* Direction *
Quote every line as given.

[Source records start]

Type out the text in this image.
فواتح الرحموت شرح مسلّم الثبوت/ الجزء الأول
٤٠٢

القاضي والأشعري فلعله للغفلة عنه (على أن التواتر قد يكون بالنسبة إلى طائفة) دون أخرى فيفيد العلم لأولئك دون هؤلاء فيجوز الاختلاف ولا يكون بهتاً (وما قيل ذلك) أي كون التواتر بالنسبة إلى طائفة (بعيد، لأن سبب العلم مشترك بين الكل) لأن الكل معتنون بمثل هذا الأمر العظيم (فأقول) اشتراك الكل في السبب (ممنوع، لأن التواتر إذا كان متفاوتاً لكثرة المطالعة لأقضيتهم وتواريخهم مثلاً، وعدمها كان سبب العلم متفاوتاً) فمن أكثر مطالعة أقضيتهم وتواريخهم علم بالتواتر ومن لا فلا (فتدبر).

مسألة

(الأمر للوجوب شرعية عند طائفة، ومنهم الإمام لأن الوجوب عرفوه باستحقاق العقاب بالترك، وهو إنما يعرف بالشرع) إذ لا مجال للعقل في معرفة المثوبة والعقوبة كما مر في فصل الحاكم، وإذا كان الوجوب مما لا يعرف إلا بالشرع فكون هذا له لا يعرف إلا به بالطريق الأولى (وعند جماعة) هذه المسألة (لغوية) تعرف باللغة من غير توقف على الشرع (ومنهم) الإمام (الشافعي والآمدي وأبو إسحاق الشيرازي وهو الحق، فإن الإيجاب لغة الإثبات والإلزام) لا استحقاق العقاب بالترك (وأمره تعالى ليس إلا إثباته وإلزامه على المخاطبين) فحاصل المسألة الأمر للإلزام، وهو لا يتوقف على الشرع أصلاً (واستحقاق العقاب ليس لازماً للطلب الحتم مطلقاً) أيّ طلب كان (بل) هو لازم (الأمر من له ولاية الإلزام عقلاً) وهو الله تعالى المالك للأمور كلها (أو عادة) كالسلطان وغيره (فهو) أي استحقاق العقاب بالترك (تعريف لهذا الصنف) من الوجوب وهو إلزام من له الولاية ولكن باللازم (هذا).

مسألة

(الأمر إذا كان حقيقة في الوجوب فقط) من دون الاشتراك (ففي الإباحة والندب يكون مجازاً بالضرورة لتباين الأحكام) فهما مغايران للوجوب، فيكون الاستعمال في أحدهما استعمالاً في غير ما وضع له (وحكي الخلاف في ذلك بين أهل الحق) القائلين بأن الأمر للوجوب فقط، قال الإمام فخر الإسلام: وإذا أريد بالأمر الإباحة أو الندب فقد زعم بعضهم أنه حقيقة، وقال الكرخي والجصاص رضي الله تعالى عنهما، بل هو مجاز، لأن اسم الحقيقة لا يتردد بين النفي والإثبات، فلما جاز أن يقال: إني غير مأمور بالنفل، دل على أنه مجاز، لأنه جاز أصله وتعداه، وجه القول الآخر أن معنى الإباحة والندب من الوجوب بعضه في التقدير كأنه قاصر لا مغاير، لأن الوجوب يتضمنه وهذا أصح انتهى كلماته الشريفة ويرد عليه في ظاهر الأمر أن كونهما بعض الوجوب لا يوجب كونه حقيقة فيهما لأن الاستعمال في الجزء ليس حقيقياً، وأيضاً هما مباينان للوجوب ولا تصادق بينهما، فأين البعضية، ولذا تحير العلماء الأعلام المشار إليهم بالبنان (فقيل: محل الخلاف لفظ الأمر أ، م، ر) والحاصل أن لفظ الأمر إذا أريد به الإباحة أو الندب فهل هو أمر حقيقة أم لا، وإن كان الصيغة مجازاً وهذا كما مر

[Source records end]

* Response to the task *
Type out the text in this image.
فواتح الرحموت شرح مسلّم الثبوت/ الجزء الأول
٤٠٢

القاضي والأشعري فلعله للغفلة عنه (على أن التواتر قد يكون بالنسبة إلى طائفة) دون أخرى فيفيد العلم لأولئك دون هؤلاء فيجوز الاختلاف ولا يكون بهتاً (وما قيل ذلك) أي كون التواتر بالنسبة إلى طائفة (بعيد، لأن سبب العلم مشترك بين الكل) لأن الكل معتنون بمثل هذا الأمر العظيم (فأقول) اشتراك الكل في السبب (ممنوع، لأن التواتر إذا كان متفاوتاً لكثرة المطالعة لأقضيتهم وتواريخهم مثلاً، وعدمها كان سبب العلم متفاوتاً) فمن أكثر مطالعة أقضيتهم وتواريخهم علم بالتواتر ومن لا فلا (فتدبر).

مسألة

(الأمر للوجوب شرعية عند طائفة، ومنهم الإمام لأن الوجوب عرفوه باستحقاق العقاب بالترك، وهو إنما يعرف بالشرع) إذ لا مجال للعقل في معرفة المثوبة والعقوبة كما مر في فصل الحاكم، وإذا كان الوجوب مما لا يعرف إلا بالشرع فكون هذا له لا يعرف إلا به بالطريق الأولى (وعند جماعة) هذه المسألة (لغوية) تعرف باللغة من غير توقف على الشرع (ومنهم) الإمام (الشافعي والآمدي وأبو إسحاق الشيرازي وهو الحق، فإن الإيجاب لغة الإثبات والإلزام) لا استحقاق العقاب بالترك (وأمره تعالى ليس إلا إثباته وإلزامه على المخاطبين) فحاصل المسألة الأمر للإلزام، وهو لا يتوقف على الشرع أصلاً (واستحقاق العقاب ليس لازماً للطلب الحتم مطلقاً) أيّ طلب كان (بل) هو لازم (الأمر من له ولاية الإلزام عقلاً) وهو الله تعالى المالك للأمور كلها (أو عادة) كالسلطان وغيره (فهو) أي استحقاق العقاب بالترك (تعريف لهذا الصنف) من الوجوب وهو إلزام من له الولاية ولكن باللازم (هذا).

مسألة

(الأمر إذا كان حقيقة في الوجوب فقط) من دون الاشتراك (ففي الإباحة والندب يكون مجازاً بالضرورة لتباين الأحكام) فهما مغايران للوجوب، فيكون الاستعمال في أحدهما استعمالاً في غير ما وضع له (وحكي الخلاف في ذلك بين أهل الحق) القائلين بأن الأمر للوجوب فقط، قال الإمام فخر الإسلام: وإذا أريد بالأمر الإباحة أو الندب فقد زعم بعضهم أنه حقيقة، وقال الكرخي والجصاص رضي الله تعالى عنهما، بل هو مجاز، لأن اسم الحقيقة لا يتردد بين النفي والإثبات، فلما جاز أن يقال: إني غير مأمور بالنفل، دل على أنه مجاز، لأنه جاز أصله وتعداه، وجه القول الآخر أن معنى الإباحة والندب من الوجوب بعضه في التقدير كأنه قاصر لا مغاير، لأن الوجوب يتضمنه وهذا أصح انتهى كلماته الشريفة ويرد عليه في ظاهر الأمر أن كونهما بعض الوجوب لا يوجب كونه حقيقة فيهما لأن الاستعمال في الجزء ليس حقيقياً، وأيضاً هما مباينان للوجوب ولا تصادق بينهما، فأين البعضية، ولذا تحير العلماء الأعلام المشار إليهم بالبنان (فقيل: محل الخلاف لفظ الأمر أ، م، ر) والحاصل أن لفظ الأمر إذا أريد به الإباحة أو الندب فهل هو أمر حقيقة أم لا، وإن كان الصيغة مجازاً وهذا كما مر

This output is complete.